**The exercise**
Take the material below and write it all out again exactly.
:: Records provided ::
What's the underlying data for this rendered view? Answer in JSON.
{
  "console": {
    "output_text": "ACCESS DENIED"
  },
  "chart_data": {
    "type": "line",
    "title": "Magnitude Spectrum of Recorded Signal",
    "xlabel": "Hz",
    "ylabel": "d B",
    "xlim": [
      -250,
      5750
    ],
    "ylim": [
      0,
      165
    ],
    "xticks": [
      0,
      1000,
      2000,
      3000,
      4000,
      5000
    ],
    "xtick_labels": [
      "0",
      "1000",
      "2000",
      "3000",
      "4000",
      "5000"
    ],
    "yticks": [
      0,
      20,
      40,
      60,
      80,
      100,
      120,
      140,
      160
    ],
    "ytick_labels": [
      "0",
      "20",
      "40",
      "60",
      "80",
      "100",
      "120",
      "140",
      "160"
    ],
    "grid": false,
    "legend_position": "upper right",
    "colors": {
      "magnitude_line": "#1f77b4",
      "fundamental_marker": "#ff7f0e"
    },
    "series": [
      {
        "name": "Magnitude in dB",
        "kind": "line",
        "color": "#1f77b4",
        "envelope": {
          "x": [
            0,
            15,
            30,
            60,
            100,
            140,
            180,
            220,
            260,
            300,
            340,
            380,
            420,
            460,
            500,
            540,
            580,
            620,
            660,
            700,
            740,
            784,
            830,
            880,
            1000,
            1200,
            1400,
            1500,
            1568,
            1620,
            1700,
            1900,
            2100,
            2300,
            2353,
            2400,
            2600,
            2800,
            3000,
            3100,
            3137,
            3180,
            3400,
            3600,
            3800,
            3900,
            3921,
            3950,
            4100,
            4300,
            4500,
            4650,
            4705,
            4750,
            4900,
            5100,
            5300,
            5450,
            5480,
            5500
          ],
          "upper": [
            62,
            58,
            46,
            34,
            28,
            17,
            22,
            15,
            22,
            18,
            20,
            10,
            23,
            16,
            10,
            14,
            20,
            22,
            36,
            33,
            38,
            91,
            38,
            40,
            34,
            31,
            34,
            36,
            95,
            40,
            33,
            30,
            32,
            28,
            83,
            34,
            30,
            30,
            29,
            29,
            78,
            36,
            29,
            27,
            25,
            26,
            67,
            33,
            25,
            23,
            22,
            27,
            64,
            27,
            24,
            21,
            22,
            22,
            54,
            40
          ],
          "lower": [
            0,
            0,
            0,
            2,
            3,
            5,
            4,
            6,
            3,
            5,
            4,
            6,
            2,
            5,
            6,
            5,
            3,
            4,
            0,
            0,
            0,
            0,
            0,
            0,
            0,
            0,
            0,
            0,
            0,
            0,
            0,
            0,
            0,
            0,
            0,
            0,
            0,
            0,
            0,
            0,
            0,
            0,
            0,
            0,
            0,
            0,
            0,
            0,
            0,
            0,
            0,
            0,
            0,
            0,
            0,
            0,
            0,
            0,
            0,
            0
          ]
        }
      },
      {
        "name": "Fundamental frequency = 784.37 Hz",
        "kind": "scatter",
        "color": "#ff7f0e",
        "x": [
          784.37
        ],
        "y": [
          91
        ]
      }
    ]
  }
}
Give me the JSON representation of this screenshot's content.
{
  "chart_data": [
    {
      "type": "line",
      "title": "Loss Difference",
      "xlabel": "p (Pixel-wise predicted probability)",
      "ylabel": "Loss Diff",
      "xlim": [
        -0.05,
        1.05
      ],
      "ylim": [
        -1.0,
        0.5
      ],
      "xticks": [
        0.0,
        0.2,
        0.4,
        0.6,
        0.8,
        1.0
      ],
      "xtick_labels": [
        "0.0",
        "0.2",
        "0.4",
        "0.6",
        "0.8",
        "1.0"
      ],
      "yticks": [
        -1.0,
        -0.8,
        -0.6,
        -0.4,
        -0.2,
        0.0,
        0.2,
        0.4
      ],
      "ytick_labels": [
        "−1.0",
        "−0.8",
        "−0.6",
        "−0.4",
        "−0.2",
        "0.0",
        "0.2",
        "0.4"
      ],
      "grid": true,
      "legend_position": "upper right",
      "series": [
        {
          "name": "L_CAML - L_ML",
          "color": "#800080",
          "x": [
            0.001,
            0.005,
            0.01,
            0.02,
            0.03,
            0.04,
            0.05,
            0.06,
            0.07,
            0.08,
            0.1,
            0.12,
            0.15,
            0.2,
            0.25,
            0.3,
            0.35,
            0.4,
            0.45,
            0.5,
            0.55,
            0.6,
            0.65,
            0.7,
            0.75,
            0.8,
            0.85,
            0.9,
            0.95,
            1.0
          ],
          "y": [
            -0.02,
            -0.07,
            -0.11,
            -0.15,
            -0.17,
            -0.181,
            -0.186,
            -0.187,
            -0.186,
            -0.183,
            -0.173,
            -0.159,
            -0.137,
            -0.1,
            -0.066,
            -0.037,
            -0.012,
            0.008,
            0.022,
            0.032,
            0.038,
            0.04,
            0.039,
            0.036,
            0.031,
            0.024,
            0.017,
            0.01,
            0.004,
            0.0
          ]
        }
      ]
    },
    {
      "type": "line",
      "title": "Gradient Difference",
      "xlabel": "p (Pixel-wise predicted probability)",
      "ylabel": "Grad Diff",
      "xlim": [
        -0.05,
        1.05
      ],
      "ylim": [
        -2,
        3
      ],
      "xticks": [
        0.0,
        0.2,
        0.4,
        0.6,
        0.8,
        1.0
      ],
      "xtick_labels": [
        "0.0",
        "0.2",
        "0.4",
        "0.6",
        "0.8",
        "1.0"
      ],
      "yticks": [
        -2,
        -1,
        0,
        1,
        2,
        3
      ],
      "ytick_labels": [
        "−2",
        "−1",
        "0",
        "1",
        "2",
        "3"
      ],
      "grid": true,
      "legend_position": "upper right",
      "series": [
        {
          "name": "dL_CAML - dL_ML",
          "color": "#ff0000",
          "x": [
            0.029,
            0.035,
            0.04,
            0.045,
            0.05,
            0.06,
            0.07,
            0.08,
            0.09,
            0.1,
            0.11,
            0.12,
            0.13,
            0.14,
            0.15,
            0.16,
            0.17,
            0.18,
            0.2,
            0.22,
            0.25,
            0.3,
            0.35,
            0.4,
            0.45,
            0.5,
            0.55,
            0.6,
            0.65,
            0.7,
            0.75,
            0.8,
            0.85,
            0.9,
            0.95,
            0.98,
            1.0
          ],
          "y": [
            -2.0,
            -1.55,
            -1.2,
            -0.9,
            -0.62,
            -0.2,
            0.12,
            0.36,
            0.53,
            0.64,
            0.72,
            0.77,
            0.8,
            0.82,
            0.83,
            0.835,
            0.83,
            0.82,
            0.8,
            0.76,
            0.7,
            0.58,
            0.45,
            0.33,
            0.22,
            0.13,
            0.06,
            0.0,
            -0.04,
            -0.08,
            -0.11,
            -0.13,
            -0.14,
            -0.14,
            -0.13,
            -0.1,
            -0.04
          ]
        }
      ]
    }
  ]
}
:::
**Exercise solution**
What's the underlying data for this rendered view? Answer in JSON.
{
  "console": {
    "output_text": "ACCESS DENIED"
  },
  "chart_data": {
    "type": "line",
    "title": "Magnitude Spectrum of Recorded Signal",
    "xlabel": "Hz",
    "ylabel": "d B",
    "xlim": [
      -250,
      5750
    ],
    "ylim": [
      0,
      165
    ],
    "xticks": [
      0,
      1000,
      2000,
      3000,
      4000,
      5000
    ],
    "xtick_labels": [
      "0",
      "1000",
      "2000",
      "3000",
      "4000",
      "5000"
    ],
    "yticks": [
      0,
      20,
      40,
      60,
      80,
      100,
      120,
      140,
      160
    ],
    "ytick_labels": [
      "0",
      "20",
      "40",
      "60",
      "80",
      "100",
      "120",
      "140",
      "160"
    ],
    "grid": false,
    "legend_position": "upper right",
    "colors": {
      "magnitude_line": "#1f77b4",
      "fundamental_marker": "#ff7f0e"
    },
    "series": [
      {
        "name": "Magnitude in dB",
        "kind": "line",
        "color": "#1f77b4",
        "envelope": {
          "x": [
            0,
            15,
            30,
            60,
            100,
            140,
            180,
            220,
            260,
            300,
            340,
            380,
            420,
            460,
            500,
            540,
            580,
            620,
            660,
            700,
            740,
            784,
            830,
            880,
            1000,
            1200,
            1400,
            1500,
            1568,
            1620,
            1700,
            1900,
            2100,
            2300,
            2353,
            2400,
            2600,
            2800,
            3000,
            3100,
            3137,
            3180,
            3400,
            3600,
            3800,
            3900,
            3921,
            3950,
            4100,
            4300,
            4500,
            4650,
            4705,
            4750,
            4900,
            5100,
            5300,
            5450,
            5480,
            5500
          ],
          "upper": [
            62,
            58,
            46,
            34,
            28,
            17,
            22,
            15,
            22,
            18,
            20,
            10,
            23,
            16,
            10,
            14,
            20,
            22,
            36,
            33,
            38,
            91,
            38,
            40,
            34,
            31,
            34,
            36,
            95,
            40,
            33,
            30,
            32,
            28,
            83,
            34,
            30,
            30,
            29,
            29,
            78,
            36,
            29,
            27,
            25,
            26,
            67,
            33,
            25,
            23,
            22,
            27,
            64,
            27,
            24,
            21,
            22,
            22,
            54,
            40
          ],
          "lower": [
            0,
            0,
            0,
            2,
            3,
            5,
            4,
            6,
            3,
            5,
            4,
            6,
            2,
            5,
            6,
            5,
            3,
            4,
            0,
            0,
            0,
            0,
            0,
            0,
            0,
            0,
            0,
            0,
            0,
            0,
            0,
            0,
            0,
            0,
            0,
            0,
            0,
            0,
            0,
            0,
            0,
            0,
            0,
            0,
            0,
            0,
            0,
            0,
            0,
            0,
            0,
            0,
            0,
            0,
            0,
            0,
            0,
            0,
            0,
            0
          ]
        }
      },
      {
        "name": "Fundamental frequency = 784.37 Hz",
        "kind": "scatter",
        "color": "#ff7f0e",
        "x": [
          784.37
        ],
        "y": [
          91
        ]
      }
    ]
  }
}
Give me the JSON representation of this screenshot's content.
{
  "chart_data": [
    {
      "type": "line",
      "title": "Loss Difference",
      "xlabel": "p (Pixel-wise predicted probability)",
      "ylabel": "Loss Diff",
      "xlim": [
        -0.05,
        1.05
      ],
      "ylim": [
        -1.0,
        0.5
      ],
      "xticks": [
        0.0,
        0.2,
        0.4,
        0.6,
        0.8,
        1.0
      ],
      "xtick_labels": [
        "0.0",
        "0.2",
        "0.4",
        "0.6",
        "0.8",
        "1.0"
      ],
      "yticks": [
        -1.0,
        -0.8,
        -0.6,
        -0.4,
        -0.2,
        0.0,
        0.2,
        0.4
      ],
      "ytick_labels": [
        "−1.0",
        "−0.8",
        "−0.6",
        "−0.4",
        "−0.2",
        "0.0",
        "0.2",
        "0.4"
      ],
      "grid": true,
      "legend_position": "upper right",
      "series": [
        {
          "name": "L_CAML - L_ML",
          "color": "#800080",
          "x": [
            0.001,
            0.005,
            0.01,
            0.02,
            0.03,
            0.04,
            0.05,
            0.06,
            0.07,
            0.08,
            0.1,
            0.12,
            0.15,
            0.2,
            0.25,
            0.3,
            0.35,
            0.4,
            0.45,
            0.5,
            0.55,
            0.6,
            0.65,
            0.7,
            0.75,
            0.8,
            0.85,
            0.9,
            0.95,
            1.0
          ],
          "y": [
            -0.02,
            -0.07,
            -0.11,
            -0.15,
            -0.17,
            -0.181,
            -0.186,
            -0.187,
            -0.186,
            -0.183,
            -0.173,
            -0.159,
            -0.137,
            -0.1,
            -0.066,
            -0.037,
            -0.012,
            0.008,
            0.022,
            0.032,
            0.038,
            0.04,
            0.039,
            0.036,
            0.031,
            0.024,
            0.017,
            0.01,
            0.004,
            0.0
          ]
        }
      ]
    },
    {
      "type": "line",
      "title": "Gradient Difference",
      "xlabel": "p (Pixel-wise predicted probability)",
      "ylabel": "Grad Diff",
      "xlim": [
        -0.05,
        1.05
      ],
      "ylim": [
        -2,
        3
      ],
      "xticks": [
        0.0,
        0.2,
        0.4,
        0.6,
        0.8,
        1.0
      ],
      "xtick_labels": [
        "0.0",
        "0.2",
        "0.4",
        "0.6",
        "0.8",
        "1.0"
      ],
      "yticks": [
        -2,
        -1,
        0,
        1,
        2,
        3
      ],
      "ytick_labels": [
        "−2",
        "−1",
        "0",
        "1",
        "2",
        "3"
      ],
      "grid": true,
      "legend_position": "upper right",
      "series": [
        {
          "name": "dL_CAML - dL_ML",
          "color": "#ff0000",
          "x": [
            0.029,
            0.035,
            0.04,
            0.045,
            0.05,
            0.06,
            0.07,
            0.08,
            0.09,
            0.1,
            0.11,
            0.12,
            0.13,
            0.14,
            0.15,
            0.16,
            0.17,
            0.18,
            0.2,
            0.22,
            0.25,
            0.3,
            0.35,
            0.4,
            0.45,
            0.5,
            0.55,
            0.6,
            0.65,
            0.7,
            0.75,
            0.8,
            0.85,
            0.9,
            0.95,
            0.98,
            1.0
          ],
          "y": [
            -2.0,
            -1.55,
            -1.2,
            -0.9,
            -0.62,
            -0.2,
            0.12,
            0.36,
            0.53,
            0.64,
            0.72,
            0.77,
            0.8,
            0.82,
            0.83,
            0.835,
            0.83,
            0.82,
            0.8,
            0.76,
            0.7,
            0.58,
            0.45,
            0.33,
            0.22,
            0.13,
            0.06,
            0.0,
            -0.04,
            -0.08,
            -0.11,
            -0.13,
            -0.14,
            -0.14,
            -0.13,
            -0.1,
            -0.04
          ]
        }
      ]
    }
  ]
}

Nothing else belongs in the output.